DIRECTION:
Find every line with the word "provider". Copy those lines.

-------------------------

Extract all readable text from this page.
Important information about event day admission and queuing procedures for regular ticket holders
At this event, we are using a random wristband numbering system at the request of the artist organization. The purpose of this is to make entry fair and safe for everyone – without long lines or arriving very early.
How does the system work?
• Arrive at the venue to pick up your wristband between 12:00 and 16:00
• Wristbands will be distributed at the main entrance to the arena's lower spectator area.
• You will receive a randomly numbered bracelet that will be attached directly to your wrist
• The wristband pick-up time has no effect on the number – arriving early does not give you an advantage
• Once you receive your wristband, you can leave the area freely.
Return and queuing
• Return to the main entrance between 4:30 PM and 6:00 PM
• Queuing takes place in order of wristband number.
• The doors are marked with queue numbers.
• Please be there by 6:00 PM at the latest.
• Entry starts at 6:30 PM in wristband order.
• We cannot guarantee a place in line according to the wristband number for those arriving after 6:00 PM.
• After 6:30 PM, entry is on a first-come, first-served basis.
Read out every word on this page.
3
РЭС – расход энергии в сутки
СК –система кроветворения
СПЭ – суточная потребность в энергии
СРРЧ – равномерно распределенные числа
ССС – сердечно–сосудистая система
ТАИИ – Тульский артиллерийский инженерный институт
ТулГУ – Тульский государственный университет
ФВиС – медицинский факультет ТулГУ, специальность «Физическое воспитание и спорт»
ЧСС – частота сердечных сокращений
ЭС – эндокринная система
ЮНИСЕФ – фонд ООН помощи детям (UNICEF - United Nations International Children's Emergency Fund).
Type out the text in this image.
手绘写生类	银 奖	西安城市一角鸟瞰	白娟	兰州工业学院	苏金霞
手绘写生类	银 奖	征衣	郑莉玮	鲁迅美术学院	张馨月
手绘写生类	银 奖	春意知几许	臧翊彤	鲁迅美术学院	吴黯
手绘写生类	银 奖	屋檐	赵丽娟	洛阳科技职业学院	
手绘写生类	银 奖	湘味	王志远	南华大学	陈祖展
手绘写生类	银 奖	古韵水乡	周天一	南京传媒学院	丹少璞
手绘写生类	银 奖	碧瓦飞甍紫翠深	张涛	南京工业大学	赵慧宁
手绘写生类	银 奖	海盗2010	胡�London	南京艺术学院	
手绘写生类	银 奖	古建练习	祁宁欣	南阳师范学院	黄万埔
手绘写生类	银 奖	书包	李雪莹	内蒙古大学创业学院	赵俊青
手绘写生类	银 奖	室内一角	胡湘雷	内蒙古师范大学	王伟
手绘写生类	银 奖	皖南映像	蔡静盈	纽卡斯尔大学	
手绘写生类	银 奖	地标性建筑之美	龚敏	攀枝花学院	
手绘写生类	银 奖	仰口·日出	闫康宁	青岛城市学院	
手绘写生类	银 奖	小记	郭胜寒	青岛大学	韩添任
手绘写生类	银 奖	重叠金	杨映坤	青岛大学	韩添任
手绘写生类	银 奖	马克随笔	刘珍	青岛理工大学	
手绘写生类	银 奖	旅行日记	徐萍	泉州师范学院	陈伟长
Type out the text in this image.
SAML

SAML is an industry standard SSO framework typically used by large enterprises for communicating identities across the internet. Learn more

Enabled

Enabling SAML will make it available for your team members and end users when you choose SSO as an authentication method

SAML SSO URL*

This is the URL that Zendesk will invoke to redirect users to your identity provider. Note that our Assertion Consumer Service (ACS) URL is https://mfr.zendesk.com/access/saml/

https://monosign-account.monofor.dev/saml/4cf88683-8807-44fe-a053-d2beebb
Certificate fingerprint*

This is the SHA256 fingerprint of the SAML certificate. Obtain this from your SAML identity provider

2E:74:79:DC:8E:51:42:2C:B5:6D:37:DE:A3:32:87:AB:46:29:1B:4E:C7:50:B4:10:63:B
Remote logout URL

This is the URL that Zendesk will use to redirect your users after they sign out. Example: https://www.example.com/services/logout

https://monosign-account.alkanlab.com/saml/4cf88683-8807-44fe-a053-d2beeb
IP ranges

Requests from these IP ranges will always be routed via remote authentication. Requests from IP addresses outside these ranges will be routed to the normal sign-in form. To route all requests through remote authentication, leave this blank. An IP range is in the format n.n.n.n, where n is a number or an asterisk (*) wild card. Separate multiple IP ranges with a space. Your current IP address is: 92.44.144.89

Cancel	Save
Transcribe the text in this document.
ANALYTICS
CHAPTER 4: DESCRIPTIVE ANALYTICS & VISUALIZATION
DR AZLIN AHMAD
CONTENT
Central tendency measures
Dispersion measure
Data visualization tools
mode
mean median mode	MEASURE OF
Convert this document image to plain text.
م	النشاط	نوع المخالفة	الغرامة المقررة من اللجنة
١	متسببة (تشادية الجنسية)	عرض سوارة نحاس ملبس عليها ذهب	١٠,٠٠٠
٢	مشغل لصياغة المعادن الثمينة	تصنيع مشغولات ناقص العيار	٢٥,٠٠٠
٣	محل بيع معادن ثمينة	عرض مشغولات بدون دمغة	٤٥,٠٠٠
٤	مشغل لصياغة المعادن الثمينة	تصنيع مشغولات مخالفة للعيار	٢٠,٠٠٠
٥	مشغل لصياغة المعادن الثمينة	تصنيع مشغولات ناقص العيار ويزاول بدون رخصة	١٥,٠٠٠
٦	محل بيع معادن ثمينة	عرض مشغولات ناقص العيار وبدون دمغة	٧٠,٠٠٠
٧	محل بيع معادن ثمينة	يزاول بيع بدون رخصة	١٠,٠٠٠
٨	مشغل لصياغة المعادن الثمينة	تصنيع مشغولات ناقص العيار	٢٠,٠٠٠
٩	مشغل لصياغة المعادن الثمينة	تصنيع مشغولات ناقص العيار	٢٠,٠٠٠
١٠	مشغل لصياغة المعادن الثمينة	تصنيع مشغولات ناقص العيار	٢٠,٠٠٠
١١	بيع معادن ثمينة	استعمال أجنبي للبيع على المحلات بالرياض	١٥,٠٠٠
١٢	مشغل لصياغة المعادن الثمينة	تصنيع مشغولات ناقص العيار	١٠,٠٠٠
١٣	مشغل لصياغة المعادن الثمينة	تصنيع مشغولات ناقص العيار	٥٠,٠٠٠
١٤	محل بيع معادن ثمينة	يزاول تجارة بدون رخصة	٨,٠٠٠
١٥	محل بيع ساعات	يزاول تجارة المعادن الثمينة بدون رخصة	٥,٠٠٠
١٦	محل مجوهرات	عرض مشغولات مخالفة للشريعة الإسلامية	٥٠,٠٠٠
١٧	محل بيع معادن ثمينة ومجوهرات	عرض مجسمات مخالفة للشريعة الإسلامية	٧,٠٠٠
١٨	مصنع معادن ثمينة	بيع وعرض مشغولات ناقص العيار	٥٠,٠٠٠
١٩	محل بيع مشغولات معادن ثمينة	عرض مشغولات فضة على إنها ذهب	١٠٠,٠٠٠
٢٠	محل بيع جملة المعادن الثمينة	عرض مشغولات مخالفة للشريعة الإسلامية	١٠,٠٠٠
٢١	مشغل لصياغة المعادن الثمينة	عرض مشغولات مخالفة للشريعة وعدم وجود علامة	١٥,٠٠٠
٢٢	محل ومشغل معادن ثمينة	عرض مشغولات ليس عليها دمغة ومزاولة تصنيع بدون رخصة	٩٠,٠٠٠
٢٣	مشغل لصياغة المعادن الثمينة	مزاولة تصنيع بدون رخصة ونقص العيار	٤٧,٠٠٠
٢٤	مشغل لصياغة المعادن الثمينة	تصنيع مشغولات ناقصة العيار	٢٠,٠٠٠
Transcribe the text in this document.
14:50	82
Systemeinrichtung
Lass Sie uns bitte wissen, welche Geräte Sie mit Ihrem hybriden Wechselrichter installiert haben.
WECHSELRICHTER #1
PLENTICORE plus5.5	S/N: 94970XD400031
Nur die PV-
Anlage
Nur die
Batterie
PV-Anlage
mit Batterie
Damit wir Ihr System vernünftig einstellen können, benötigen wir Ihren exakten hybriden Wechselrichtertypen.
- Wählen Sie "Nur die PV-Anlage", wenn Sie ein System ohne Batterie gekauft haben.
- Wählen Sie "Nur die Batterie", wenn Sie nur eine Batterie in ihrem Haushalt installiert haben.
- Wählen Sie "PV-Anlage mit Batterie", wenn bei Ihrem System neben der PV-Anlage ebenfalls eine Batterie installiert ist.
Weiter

-------------------------

EXPECTED ANSWER:
This is the URL that Zendesk will invoke to redirect users to your identity provider. Note that our Assertion Consumer Service (ACS) URL is https://mfr.zendesk.com/access/saml/
This is the SHA256 fingerprint of the SAML certificate. Obtain this from your SAML identity provider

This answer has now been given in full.